Task inputs:
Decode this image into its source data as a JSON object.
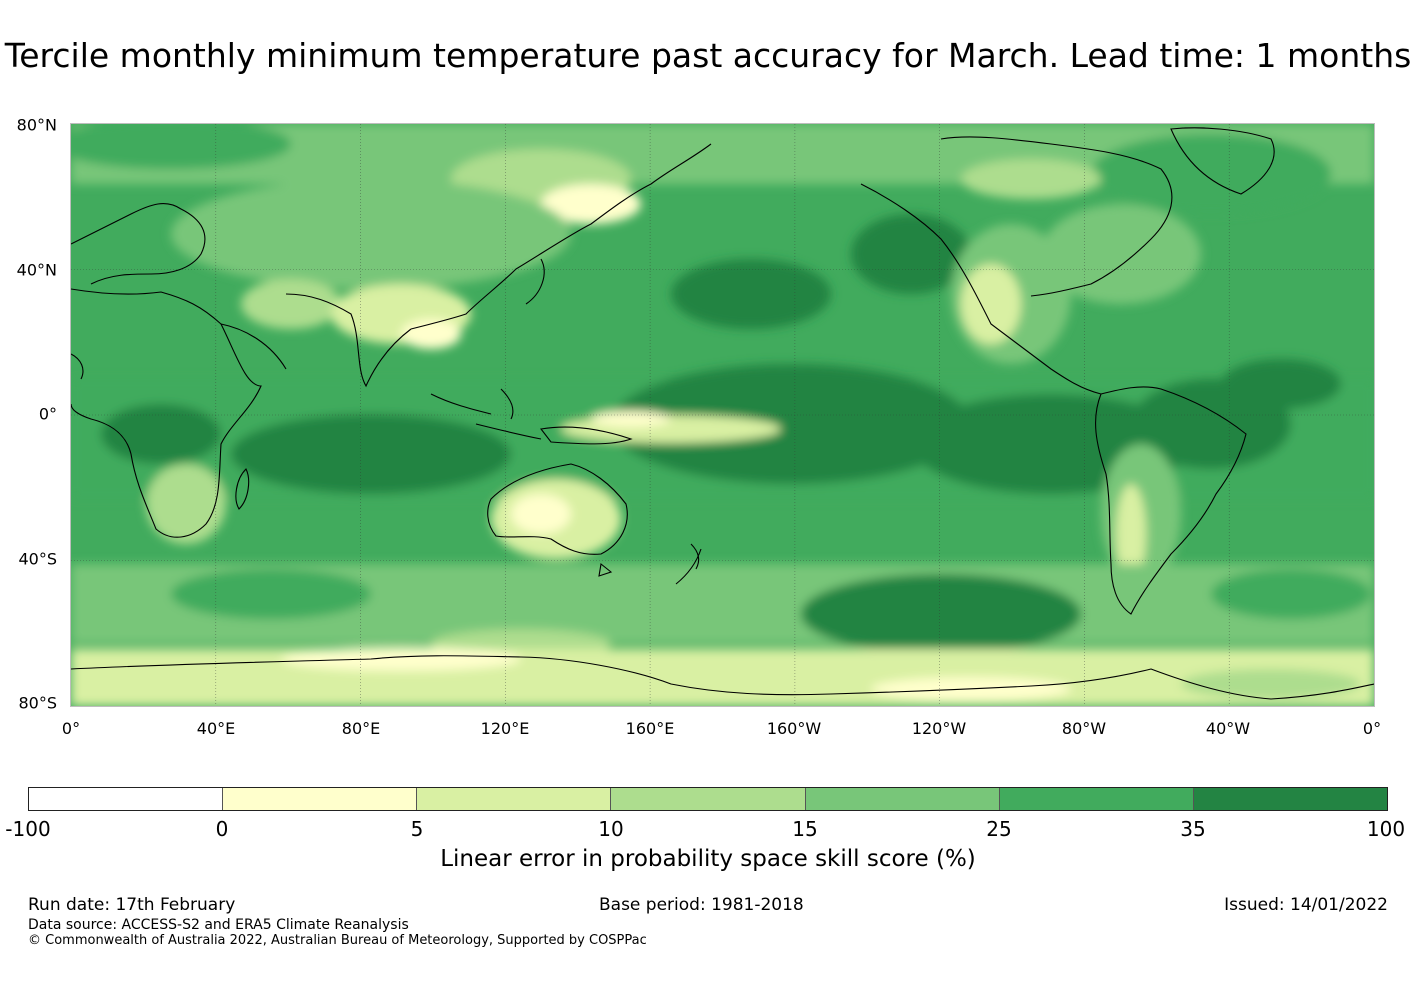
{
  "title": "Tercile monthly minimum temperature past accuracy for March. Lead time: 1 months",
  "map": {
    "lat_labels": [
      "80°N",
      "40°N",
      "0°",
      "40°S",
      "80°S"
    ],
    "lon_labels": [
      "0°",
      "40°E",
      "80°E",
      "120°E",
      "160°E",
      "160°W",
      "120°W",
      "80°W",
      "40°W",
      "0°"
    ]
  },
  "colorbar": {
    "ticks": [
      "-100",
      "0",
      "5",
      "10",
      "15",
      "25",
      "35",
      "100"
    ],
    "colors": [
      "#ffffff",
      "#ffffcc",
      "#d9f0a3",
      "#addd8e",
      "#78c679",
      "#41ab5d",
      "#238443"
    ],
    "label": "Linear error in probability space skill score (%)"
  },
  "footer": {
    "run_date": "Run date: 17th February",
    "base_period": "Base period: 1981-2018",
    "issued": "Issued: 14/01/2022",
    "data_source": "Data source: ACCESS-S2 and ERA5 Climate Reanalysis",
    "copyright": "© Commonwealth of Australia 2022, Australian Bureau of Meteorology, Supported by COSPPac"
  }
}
...
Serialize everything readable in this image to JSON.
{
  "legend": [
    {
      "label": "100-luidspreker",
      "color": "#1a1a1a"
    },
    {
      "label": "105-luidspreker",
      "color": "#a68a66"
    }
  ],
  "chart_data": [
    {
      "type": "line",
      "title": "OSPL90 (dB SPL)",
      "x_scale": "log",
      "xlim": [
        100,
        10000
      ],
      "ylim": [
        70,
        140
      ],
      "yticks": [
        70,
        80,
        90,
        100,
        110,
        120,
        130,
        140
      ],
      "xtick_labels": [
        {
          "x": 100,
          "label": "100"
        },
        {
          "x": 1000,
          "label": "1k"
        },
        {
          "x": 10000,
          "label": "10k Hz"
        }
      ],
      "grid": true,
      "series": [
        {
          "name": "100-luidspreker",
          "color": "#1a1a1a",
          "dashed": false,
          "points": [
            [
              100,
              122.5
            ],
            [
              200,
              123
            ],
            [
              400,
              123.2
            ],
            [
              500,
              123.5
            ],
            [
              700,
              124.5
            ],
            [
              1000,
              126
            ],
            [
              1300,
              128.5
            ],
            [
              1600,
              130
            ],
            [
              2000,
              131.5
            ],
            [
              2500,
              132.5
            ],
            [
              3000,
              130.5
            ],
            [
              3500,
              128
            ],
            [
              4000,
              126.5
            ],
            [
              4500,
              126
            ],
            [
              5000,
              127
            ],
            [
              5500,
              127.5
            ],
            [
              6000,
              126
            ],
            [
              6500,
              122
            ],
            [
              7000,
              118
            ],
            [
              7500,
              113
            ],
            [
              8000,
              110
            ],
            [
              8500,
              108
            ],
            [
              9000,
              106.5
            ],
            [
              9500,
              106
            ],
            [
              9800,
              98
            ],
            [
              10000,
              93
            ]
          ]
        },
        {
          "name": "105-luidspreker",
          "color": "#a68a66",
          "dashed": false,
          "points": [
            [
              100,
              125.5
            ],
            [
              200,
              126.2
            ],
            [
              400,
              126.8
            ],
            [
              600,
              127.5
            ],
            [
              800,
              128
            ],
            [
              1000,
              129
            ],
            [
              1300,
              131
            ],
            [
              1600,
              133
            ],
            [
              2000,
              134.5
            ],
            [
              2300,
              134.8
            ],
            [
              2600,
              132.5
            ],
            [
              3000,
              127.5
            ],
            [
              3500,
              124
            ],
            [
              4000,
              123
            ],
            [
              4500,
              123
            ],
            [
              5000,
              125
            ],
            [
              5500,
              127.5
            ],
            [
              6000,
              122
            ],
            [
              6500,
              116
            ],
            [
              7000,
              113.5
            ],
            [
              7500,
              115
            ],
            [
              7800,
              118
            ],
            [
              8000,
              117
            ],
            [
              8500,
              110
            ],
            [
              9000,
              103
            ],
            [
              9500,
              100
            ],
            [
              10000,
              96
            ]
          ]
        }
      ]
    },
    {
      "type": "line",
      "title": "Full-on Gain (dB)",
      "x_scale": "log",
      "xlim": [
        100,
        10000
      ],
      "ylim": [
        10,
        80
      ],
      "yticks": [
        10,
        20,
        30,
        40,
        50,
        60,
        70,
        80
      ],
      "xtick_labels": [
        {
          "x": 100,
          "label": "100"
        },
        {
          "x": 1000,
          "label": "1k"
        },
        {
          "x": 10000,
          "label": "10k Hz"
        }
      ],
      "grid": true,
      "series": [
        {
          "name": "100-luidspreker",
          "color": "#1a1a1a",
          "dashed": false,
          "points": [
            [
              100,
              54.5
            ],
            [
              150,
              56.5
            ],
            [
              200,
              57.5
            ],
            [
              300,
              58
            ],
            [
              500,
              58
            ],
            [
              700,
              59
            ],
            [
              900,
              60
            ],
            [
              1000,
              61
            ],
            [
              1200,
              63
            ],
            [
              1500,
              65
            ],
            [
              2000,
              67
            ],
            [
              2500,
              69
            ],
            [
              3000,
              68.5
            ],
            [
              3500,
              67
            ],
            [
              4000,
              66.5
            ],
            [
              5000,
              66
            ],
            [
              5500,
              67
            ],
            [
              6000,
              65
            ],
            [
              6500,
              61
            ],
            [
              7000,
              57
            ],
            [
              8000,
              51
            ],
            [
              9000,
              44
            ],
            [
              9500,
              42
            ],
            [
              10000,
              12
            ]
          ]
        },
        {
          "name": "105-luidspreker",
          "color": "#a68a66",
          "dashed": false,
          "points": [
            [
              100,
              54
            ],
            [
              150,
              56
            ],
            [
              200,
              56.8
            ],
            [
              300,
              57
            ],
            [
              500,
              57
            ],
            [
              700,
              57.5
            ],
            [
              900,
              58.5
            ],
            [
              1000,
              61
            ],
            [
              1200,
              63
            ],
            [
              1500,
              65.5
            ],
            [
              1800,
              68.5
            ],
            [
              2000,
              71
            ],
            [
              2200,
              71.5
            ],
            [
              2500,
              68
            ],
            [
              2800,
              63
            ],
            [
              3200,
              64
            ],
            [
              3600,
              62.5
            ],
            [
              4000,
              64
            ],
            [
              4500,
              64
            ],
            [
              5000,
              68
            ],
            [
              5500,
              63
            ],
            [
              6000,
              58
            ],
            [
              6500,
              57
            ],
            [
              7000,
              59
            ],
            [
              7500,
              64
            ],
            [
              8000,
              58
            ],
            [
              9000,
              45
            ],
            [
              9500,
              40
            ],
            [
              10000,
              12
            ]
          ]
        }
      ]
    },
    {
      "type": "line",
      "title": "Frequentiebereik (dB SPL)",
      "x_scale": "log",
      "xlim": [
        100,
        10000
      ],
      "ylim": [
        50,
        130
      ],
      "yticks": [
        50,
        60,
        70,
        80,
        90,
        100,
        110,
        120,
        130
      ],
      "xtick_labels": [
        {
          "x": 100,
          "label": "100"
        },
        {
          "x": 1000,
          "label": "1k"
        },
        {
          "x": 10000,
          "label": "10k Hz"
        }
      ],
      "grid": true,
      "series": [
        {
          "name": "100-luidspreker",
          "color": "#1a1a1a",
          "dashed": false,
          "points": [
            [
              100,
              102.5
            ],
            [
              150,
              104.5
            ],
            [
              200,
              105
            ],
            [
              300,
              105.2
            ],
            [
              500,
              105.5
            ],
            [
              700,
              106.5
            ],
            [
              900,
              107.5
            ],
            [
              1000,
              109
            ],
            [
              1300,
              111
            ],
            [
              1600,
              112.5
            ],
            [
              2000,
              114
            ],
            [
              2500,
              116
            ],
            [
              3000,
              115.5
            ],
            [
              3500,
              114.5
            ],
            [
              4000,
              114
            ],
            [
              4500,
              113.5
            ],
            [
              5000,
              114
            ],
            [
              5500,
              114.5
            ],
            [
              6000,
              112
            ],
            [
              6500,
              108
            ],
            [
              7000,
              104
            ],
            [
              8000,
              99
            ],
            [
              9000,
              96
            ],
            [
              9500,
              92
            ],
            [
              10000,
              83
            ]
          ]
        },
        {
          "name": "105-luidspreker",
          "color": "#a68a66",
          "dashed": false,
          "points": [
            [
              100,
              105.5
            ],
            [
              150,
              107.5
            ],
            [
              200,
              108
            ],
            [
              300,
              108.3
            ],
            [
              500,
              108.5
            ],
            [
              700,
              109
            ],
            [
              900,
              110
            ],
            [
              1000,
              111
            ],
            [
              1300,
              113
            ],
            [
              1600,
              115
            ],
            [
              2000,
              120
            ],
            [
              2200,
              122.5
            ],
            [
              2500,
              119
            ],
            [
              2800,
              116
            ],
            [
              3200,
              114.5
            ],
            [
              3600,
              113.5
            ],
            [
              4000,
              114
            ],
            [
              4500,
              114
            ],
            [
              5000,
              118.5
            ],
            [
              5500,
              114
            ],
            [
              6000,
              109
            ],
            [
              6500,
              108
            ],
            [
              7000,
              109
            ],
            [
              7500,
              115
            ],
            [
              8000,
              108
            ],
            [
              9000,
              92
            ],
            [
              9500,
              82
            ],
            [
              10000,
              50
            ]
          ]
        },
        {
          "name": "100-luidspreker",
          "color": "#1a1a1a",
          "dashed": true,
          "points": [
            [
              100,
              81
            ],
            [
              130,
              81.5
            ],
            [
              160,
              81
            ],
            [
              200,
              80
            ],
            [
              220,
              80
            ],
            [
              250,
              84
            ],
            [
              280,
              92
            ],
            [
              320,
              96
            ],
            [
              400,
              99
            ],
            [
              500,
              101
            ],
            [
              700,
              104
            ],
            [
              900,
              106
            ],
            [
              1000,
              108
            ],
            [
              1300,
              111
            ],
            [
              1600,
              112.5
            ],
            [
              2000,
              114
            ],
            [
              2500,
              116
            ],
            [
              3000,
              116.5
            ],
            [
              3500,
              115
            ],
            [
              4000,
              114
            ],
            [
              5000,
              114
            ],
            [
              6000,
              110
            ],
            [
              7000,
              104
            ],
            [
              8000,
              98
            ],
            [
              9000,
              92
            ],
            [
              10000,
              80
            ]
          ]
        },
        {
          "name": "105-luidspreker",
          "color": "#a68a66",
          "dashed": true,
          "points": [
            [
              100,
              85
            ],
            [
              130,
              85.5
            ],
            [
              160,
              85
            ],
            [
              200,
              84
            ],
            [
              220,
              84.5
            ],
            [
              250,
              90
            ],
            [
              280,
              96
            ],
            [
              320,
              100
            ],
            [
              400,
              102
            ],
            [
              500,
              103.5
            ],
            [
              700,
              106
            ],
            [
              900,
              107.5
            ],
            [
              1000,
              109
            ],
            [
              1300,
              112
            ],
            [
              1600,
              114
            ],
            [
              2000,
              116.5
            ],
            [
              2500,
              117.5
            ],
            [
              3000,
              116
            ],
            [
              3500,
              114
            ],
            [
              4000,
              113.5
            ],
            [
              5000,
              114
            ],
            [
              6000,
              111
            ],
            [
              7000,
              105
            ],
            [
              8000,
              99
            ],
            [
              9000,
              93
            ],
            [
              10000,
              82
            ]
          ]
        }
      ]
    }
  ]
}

What you need to do:
List all lines in the material containing the string "JSON".

Reply:
Decode this image into its source data as a JSON object.
Serialize everything readable in this image to JSON.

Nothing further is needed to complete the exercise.